What you need to do: Print all the entries verbatim.

Data entries:

══════════════════════════════

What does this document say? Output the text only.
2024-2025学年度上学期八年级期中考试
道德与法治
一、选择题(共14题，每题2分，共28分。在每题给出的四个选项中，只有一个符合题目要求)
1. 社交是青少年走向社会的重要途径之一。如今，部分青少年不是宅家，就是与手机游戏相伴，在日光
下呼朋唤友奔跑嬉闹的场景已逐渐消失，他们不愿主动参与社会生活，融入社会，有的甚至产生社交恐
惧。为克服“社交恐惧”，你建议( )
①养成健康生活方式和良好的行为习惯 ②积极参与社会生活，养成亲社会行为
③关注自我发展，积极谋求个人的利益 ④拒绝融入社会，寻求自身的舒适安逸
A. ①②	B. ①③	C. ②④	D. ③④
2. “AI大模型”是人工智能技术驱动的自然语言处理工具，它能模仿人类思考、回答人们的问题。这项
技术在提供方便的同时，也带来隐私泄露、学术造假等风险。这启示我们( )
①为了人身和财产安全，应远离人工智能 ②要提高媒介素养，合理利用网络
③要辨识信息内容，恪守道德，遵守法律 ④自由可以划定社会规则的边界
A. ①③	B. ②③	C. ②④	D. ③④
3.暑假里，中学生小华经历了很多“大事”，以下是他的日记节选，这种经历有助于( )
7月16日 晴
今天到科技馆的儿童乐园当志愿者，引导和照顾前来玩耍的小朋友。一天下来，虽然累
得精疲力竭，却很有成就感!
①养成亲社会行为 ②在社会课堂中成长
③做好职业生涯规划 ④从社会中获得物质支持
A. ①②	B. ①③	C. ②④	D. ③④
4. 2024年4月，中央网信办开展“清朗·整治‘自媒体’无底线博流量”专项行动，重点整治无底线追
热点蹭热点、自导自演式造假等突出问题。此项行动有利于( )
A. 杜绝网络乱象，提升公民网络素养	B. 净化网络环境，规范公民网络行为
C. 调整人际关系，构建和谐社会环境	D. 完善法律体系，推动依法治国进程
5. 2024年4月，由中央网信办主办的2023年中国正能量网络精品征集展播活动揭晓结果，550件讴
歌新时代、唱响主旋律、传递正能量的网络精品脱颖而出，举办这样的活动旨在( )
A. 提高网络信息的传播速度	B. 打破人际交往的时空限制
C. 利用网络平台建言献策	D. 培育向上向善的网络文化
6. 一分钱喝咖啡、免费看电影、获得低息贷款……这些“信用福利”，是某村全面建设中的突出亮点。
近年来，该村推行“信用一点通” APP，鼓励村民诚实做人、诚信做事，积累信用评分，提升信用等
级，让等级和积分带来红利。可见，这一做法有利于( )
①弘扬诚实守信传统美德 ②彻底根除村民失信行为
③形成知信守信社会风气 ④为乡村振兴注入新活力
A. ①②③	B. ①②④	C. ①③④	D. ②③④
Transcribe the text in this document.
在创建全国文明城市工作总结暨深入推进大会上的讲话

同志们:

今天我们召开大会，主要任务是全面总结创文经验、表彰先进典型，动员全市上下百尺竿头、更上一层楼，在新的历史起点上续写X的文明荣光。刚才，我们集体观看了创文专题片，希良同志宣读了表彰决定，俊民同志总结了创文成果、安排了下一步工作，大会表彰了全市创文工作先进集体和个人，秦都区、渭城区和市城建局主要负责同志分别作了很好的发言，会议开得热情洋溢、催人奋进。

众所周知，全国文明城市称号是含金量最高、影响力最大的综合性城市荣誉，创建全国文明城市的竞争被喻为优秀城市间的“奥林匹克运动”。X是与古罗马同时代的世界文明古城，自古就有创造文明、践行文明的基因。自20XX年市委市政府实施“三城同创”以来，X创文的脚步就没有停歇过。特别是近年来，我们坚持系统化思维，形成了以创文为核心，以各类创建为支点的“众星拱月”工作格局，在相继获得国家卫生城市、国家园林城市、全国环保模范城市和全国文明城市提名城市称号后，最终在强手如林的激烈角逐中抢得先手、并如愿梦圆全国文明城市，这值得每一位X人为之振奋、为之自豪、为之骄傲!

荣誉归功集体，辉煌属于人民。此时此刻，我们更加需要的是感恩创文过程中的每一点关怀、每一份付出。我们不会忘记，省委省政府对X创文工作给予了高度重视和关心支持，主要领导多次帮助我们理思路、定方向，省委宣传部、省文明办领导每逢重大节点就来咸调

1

══════════════════════════════

Output below:
What does this document say? Output the text only.
2024-2025学年度上学期八年级期中考试
道德与法治
一、选择题(共14题，每题2分，共28分。在每题给出的四个选项中，只有一个符合题目要求)
1. 社交是青少年走向社会的重要途径之一。如今，部分青少年不是宅家，就是与手机游戏相伴，在日光
下呼朋唤友奔跑嬉闹的场景已逐渐消失，他们不愿主动参与社会生活，融入社会，有的甚至产生社交恐
惧。为克服“社交恐惧”，你建议( )
①养成健康生活方式和良好的行为习惯 ②积极参与社会生活，养成亲社会行为
③关注自我发展，积极谋求个人的利益 ④拒绝融入社会，寻求自身的舒适安逸
A. ①②	B. ①③	C. ②④	D. ③④
2. “AI大模型”是人工智能技术驱动的自然语言处理工具，它能模仿人类思考、回答人们的问题。这项
技术在提供方便的同时，也带来隐私泄露、学术造假等风险。这启示我们( )
①为了人身和财产安全，应远离人工智能 ②要提高媒介素养，合理利用网络
③要辨识信息内容，恪守道德，遵守法律 ④自由可以划定社会规则的边界
A. ①③	B. ②③	C. ②④	D. ③④
3.暑假里，中学生小华经历了很多“大事”，以下是他的日记节选，这种经历有助于( )
7月16日 晴
今天到科技馆的儿童乐园当志愿者，引导和照顾前来玩耍的小朋友。一天下来，虽然累
得精疲力竭，却很有成就感!
①养成亲社会行为 ②在社会课堂中成长
③做好职业生涯规划 ④从社会中获得物质支持
A. ①②	B. ①③	C. ②④	D. ③④
4. 2024年4月，中央网信办开展“清朗·整治‘自媒体’无底线博流量”专项行动，重点整治无底线追
热点蹭热点、自导自演式造假等突出问题。此项行动有利于( )
A. 杜绝网络乱象，提升公民网络素养	B. 净化网络环境，规范公民网络行为
C. 调整人际关系，构建和谐社会环境	D. 完善法律体系，推动依法治国进程
5. 2024年4月，由中央网信办主办的2023年中国正能量网络精品征集展播活动揭晓结果，550件讴
歌新时代、唱响主旋律、传递正能量的网络精品脱颖而出，举办这样的活动旨在( )
A. 提高网络信息的传播速度	B. 打破人际交往的时空限制
C. 利用网络平台建言献策	D. 培育向上向善的网络文化
6. 一分钱喝咖啡、免费看电影、获得低息贷款……这些“信用福利”，是某村全面建设中的突出亮点。
近年来，该村推行“信用一点通” APP，鼓励村民诚实做人、诚信做事，积累信用评分，提升信用等
级，让等级和积分带来红利。可见，这一做法有利于( )
①弘扬诚实守信传统美德 ②彻底根除村民失信行为
③形成知信守信社会风气 ④为乡村振兴注入新活力
A. ①②③	B. ①②④	C. ①③④	D. ②③④
Transcribe the text in this document.
在创建全国文明城市工作总结暨深入推进大会上的讲话

同志们:

今天我们召开大会，主要任务是全面总结创文经验、表彰先进典型，动员全市上下百尺竿头、更上一层楼，在新的历史起点上续写X的文明荣光。刚才，我们集体观看了创文专题片，希良同志宣读了表彰决定，俊民同志总结了创文成果、安排了下一步工作，大会表彰了全市创文工作先进集体和个人，秦都区、渭城区和市城建局主要负责同志分别作了很好的发言，会议开得热情洋溢、催人奋进。

众所周知，全国文明城市称号是含金量最高、影响力最大的综合性城市荣誉，创建全国文明城市的竞争被喻为优秀城市间的“奥林匹克运动”。X是与古罗马同时代的世界文明古城，自古就有创造文明、践行文明的基因。自20XX年市委市政府实施“三城同创”以来，X创文的脚步就没有停歇过。特别是近年来，我们坚持系统化思维，形成了以创文为核心，以各类创建为支点的“众星拱月”工作格局，在相继获得国家卫生城市、国家园林城市、全国环保模范城市和全国文明城市提名城市称号后，最终在强手如林的激烈角逐中抢得先手、并如愿梦圆全国文明城市，这值得每一位X人为之振奋、为之自豪、为之骄傲!

荣誉归功集体，辉煌属于人民。此时此刻，我们更加需要的是感恩创文过程中的每一点关怀、每一份付出。我们不会忘记，省委省政府对X创文工作给予了高度重视和关心支持，主要领导多次帮助我们理思路、定方向，省委宣传部、省文明办领导每逢重大节点就来咸调

1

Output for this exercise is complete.